Gather all lines with "test" from the records.

Dataset items
** START **

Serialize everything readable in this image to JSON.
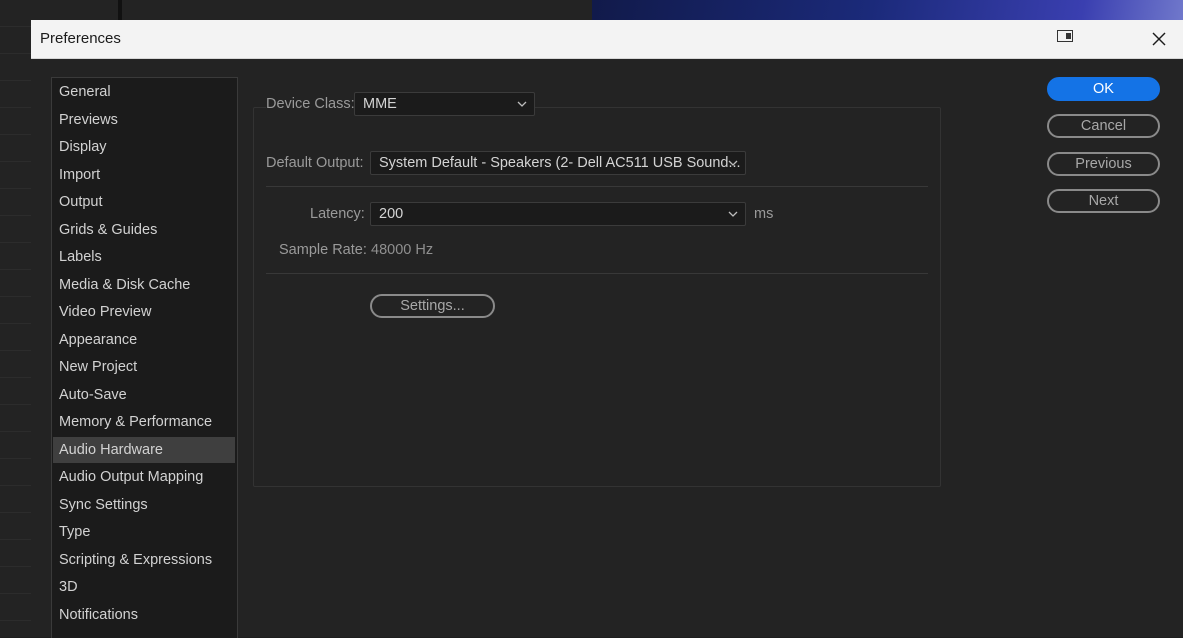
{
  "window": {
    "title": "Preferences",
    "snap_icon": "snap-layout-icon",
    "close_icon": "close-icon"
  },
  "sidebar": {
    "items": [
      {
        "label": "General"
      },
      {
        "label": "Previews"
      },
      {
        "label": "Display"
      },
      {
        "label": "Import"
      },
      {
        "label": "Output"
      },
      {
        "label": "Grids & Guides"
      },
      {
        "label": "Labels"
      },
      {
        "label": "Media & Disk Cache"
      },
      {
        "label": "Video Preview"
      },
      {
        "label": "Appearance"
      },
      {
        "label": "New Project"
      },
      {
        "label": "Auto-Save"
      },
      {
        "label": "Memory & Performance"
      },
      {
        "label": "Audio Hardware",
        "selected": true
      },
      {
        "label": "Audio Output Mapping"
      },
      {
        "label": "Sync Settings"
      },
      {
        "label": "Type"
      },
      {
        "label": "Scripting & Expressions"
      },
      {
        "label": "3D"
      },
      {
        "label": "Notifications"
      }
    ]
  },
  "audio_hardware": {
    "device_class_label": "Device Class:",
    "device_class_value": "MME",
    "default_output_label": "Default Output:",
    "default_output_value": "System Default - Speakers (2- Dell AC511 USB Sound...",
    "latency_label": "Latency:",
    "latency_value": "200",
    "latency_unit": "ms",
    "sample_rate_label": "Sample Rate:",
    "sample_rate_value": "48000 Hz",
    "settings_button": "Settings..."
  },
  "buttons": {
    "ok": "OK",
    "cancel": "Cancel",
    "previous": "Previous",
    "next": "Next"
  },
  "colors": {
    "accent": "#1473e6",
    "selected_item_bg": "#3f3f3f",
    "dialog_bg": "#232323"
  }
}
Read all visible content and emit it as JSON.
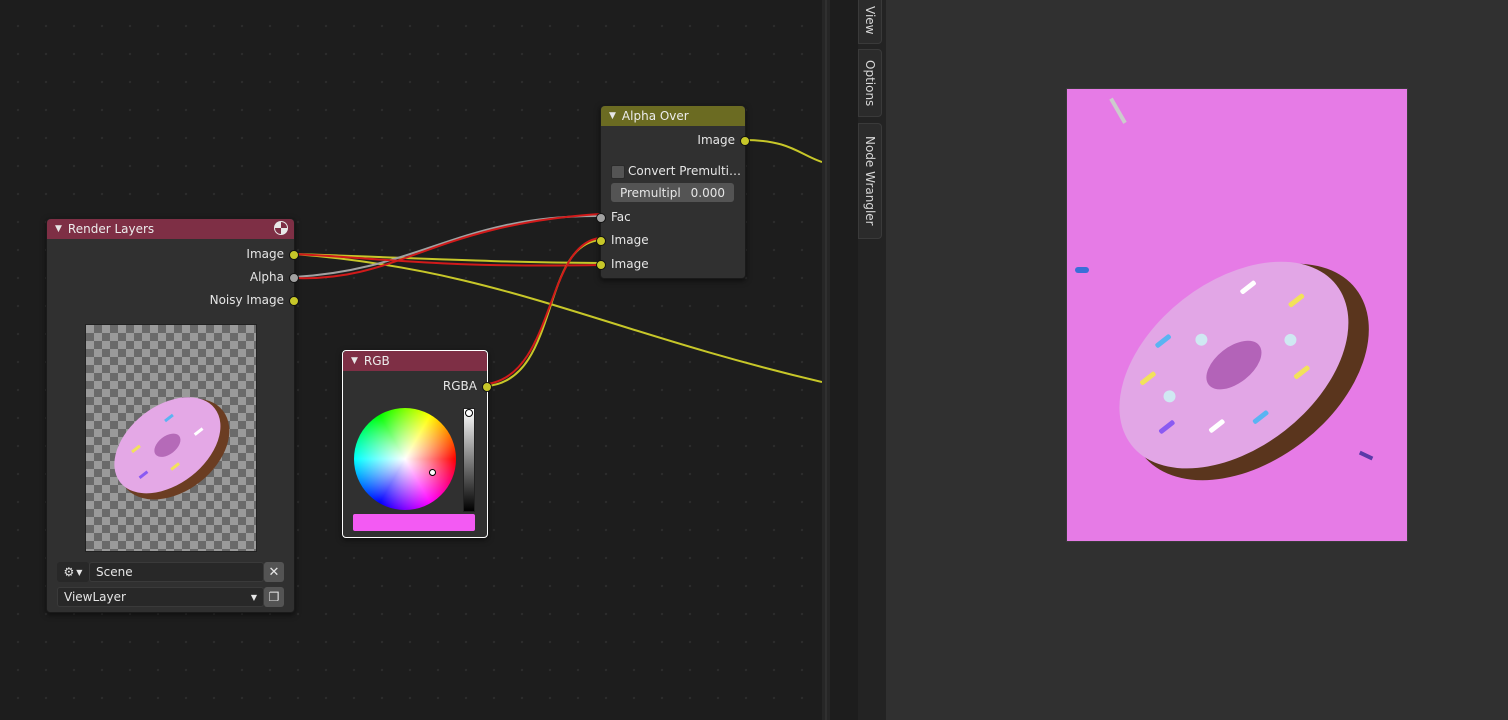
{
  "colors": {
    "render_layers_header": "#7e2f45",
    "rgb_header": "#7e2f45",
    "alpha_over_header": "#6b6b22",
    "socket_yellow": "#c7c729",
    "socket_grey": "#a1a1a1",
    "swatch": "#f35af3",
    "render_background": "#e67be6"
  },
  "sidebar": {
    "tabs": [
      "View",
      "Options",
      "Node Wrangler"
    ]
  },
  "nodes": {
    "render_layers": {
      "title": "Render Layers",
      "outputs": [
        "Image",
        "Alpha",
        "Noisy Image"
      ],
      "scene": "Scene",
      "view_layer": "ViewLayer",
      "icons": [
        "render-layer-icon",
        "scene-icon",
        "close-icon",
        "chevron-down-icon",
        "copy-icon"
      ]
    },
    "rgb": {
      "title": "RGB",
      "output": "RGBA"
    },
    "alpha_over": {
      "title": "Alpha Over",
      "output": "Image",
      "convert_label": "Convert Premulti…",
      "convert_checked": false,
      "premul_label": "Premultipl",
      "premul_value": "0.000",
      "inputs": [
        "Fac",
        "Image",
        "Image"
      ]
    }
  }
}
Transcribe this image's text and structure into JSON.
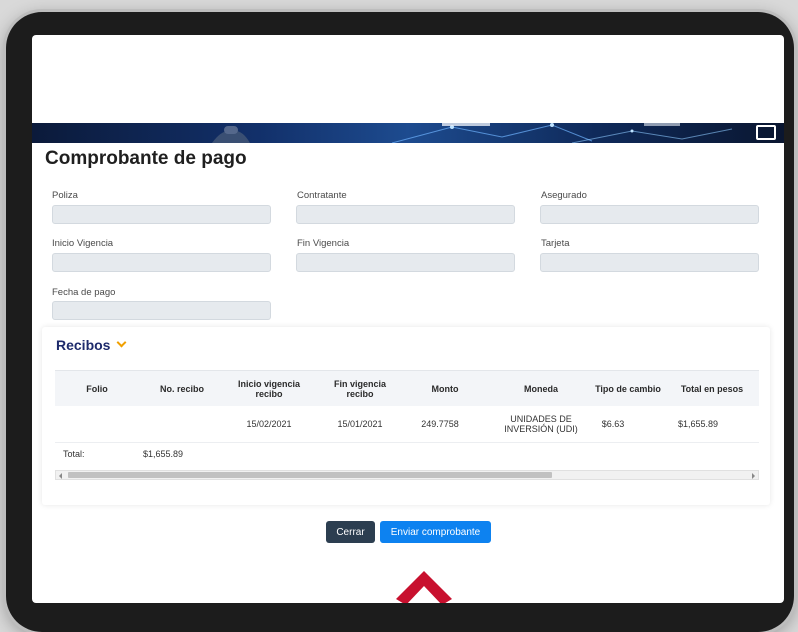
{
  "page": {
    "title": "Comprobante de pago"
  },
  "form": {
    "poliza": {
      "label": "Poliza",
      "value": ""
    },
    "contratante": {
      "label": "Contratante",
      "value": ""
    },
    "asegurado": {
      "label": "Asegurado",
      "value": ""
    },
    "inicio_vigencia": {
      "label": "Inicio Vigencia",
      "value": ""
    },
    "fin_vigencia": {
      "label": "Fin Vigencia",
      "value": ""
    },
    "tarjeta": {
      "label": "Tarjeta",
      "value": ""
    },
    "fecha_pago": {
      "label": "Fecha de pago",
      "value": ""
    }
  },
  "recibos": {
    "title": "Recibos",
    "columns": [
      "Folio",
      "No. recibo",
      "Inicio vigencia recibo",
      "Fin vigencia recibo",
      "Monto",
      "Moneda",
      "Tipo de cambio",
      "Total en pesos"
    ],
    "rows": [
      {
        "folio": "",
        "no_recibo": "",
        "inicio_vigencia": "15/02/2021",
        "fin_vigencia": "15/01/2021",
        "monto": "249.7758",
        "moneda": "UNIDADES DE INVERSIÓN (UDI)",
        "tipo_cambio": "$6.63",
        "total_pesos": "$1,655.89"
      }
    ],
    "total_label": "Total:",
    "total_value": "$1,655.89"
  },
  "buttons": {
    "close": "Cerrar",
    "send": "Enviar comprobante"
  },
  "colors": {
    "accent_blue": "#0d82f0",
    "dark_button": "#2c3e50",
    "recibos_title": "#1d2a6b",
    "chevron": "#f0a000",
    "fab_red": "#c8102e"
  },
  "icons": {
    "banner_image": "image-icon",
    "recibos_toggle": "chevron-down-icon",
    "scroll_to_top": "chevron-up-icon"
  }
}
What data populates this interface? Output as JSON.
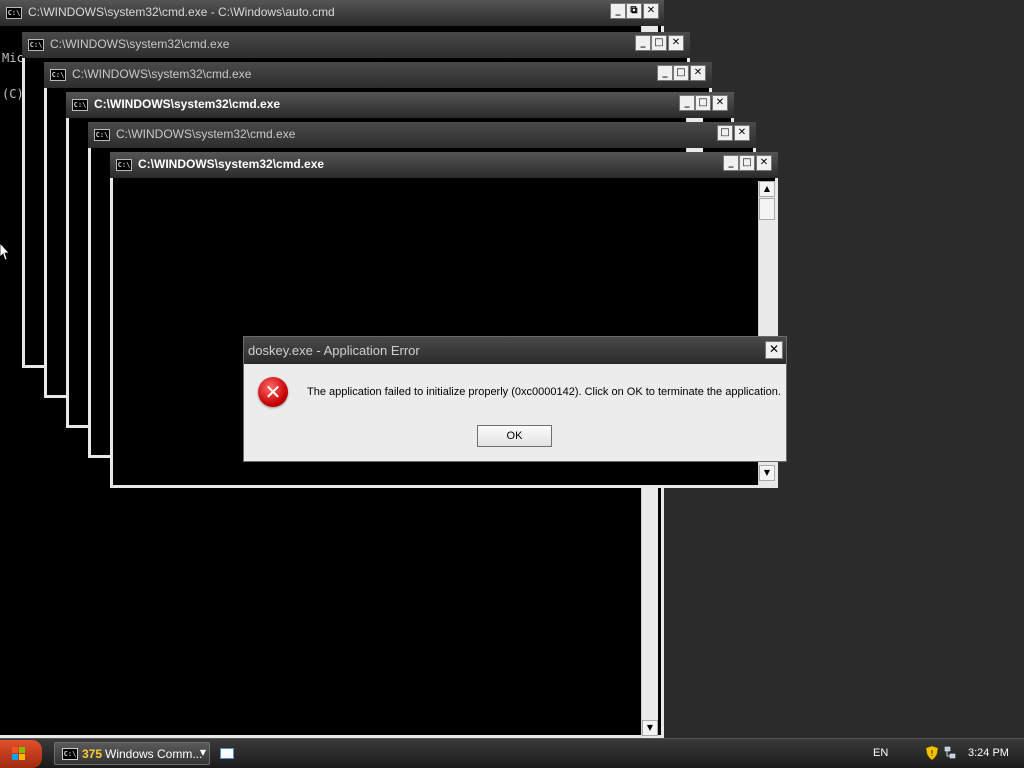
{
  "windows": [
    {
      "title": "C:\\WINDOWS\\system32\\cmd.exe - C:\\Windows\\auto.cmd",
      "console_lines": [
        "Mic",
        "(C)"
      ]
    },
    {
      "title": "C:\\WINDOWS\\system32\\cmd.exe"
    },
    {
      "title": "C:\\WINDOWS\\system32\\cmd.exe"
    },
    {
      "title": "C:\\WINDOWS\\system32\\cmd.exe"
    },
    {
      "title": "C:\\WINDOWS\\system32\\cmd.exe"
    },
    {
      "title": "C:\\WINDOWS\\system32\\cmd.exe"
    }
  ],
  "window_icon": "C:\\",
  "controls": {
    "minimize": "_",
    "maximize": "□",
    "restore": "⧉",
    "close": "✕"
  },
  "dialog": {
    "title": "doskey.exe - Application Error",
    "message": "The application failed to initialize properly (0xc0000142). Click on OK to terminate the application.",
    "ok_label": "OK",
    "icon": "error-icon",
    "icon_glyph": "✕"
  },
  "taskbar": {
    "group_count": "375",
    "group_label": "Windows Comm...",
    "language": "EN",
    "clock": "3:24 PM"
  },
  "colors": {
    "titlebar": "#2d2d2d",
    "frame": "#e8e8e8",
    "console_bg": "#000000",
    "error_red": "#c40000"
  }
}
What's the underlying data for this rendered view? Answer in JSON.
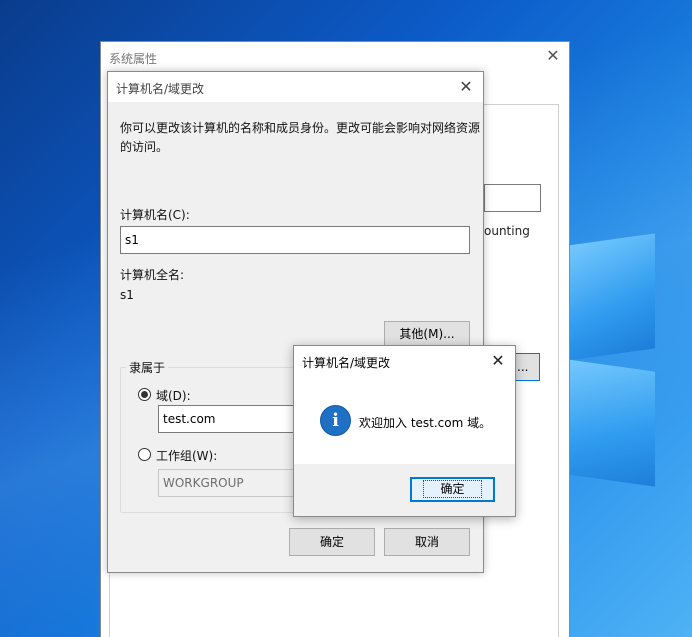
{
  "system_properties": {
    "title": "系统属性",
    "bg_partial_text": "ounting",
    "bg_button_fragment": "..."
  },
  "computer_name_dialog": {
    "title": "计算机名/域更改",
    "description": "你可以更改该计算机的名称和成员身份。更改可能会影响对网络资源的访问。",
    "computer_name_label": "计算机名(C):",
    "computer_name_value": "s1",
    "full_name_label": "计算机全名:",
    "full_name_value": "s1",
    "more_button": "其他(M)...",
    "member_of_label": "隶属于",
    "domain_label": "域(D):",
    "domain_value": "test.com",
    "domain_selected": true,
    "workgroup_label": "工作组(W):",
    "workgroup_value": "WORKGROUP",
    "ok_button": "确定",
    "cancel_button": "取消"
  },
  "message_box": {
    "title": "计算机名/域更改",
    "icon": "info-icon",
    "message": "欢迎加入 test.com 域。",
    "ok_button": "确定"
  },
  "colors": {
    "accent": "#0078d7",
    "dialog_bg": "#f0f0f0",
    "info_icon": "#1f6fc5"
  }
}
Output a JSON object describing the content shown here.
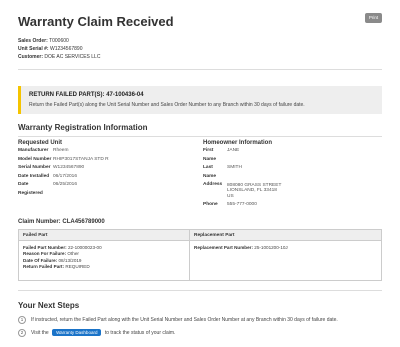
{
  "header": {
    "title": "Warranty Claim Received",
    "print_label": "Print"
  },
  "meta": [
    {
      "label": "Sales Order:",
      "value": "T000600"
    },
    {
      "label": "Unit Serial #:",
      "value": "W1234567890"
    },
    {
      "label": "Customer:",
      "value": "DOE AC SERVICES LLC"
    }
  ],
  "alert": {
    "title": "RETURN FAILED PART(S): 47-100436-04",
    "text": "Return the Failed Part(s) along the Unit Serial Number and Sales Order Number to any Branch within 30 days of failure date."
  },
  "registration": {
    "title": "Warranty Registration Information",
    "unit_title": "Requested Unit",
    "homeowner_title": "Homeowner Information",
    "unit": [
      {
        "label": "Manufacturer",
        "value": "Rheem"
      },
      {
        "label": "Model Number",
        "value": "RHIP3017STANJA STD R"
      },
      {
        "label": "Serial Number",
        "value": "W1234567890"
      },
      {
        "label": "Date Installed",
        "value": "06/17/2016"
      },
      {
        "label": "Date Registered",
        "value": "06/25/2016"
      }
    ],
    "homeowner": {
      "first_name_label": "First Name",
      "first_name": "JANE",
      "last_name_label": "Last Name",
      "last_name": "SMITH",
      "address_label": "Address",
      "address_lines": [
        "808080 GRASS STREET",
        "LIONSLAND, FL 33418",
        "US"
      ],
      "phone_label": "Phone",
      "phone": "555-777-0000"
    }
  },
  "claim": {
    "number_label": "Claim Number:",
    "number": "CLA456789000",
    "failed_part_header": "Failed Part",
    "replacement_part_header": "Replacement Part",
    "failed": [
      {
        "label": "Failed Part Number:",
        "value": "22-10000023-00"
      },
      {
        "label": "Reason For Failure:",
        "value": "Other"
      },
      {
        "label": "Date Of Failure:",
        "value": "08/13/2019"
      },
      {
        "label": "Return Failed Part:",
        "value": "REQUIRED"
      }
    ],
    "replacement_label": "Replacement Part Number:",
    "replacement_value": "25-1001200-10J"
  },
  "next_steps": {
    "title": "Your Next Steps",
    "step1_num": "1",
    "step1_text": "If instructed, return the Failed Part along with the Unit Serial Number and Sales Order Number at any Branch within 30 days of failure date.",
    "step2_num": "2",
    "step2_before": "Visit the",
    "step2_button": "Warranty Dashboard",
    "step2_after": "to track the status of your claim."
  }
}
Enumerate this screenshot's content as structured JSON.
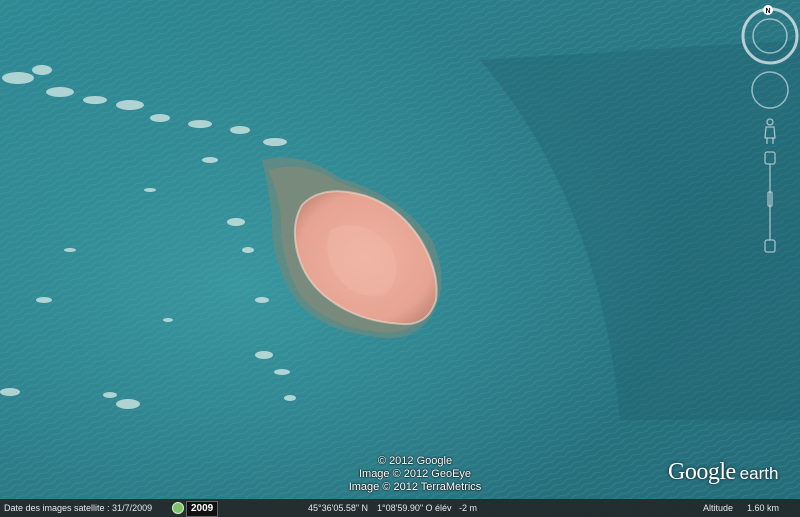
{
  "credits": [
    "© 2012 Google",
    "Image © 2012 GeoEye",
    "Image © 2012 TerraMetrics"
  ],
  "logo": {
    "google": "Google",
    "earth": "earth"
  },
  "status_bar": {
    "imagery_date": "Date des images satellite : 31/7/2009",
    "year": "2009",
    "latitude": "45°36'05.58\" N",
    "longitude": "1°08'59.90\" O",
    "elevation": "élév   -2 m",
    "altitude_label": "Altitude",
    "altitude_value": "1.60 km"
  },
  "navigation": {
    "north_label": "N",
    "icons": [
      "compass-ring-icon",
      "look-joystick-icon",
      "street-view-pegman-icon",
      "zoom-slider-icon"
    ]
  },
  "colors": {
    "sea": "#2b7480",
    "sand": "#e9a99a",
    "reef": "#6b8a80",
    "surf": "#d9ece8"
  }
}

** END **

_Solution for this exercise_
    "domain_value": "test.com",
    "message": "欢迎加入 test.com 域。",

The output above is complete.